Task prompt >>
Look through the lines and report how many include the word "color", giving nothing but the number.

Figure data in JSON
┌──

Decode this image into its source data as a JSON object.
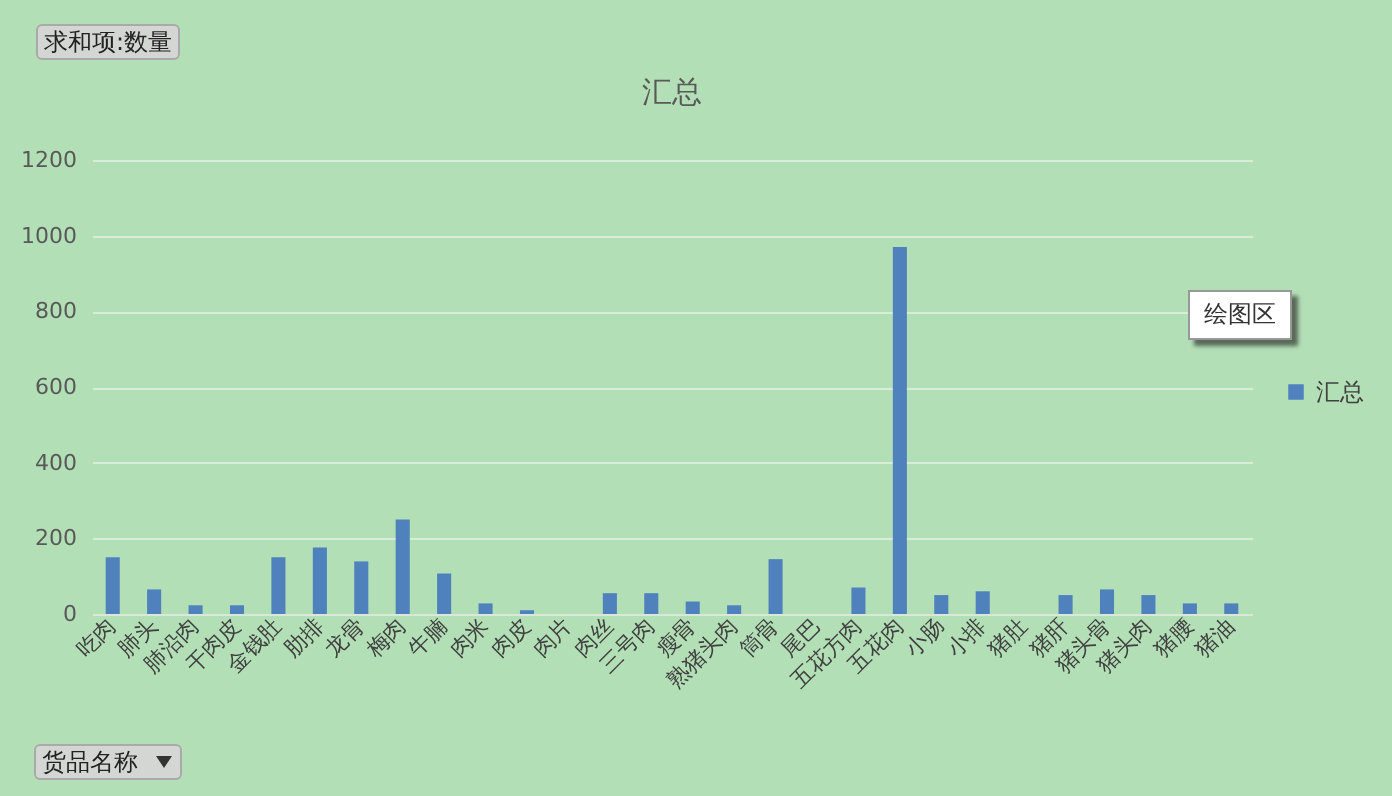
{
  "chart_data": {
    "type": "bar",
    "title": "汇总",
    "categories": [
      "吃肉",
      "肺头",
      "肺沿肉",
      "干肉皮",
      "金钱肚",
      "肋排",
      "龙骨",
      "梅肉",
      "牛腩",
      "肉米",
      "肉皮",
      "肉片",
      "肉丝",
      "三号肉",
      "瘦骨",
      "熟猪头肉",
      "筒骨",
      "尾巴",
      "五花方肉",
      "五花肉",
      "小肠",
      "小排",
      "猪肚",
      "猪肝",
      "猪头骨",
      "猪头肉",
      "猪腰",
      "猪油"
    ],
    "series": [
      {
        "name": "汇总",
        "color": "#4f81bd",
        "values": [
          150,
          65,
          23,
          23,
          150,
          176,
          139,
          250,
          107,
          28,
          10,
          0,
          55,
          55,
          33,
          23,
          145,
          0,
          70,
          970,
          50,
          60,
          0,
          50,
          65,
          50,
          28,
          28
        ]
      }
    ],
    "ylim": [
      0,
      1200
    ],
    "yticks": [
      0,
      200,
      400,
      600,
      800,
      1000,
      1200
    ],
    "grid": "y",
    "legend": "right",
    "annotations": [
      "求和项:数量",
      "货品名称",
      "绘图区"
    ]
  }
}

└──
┌──

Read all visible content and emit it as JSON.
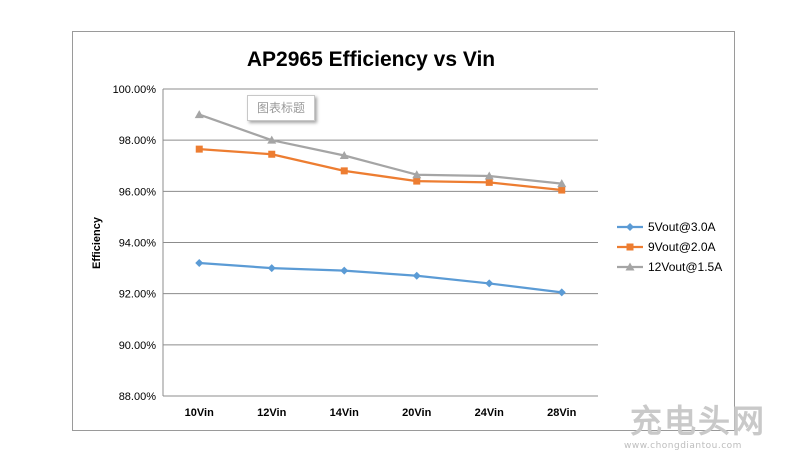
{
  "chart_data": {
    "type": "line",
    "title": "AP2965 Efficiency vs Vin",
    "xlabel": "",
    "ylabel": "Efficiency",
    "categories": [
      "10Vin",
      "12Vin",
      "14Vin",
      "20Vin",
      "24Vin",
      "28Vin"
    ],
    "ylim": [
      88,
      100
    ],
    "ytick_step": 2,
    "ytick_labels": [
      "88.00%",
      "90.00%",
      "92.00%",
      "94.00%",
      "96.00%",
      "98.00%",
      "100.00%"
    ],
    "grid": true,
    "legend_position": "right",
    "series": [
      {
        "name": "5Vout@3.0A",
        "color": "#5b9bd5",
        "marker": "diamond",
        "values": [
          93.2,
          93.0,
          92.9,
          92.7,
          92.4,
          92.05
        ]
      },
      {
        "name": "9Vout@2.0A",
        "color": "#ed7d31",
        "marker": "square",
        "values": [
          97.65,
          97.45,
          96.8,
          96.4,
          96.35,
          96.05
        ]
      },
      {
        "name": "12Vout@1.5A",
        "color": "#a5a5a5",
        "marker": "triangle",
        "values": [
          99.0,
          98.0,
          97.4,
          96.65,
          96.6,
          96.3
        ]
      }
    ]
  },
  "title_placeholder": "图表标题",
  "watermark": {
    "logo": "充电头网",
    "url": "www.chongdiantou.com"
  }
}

└──

Worked answer >>
4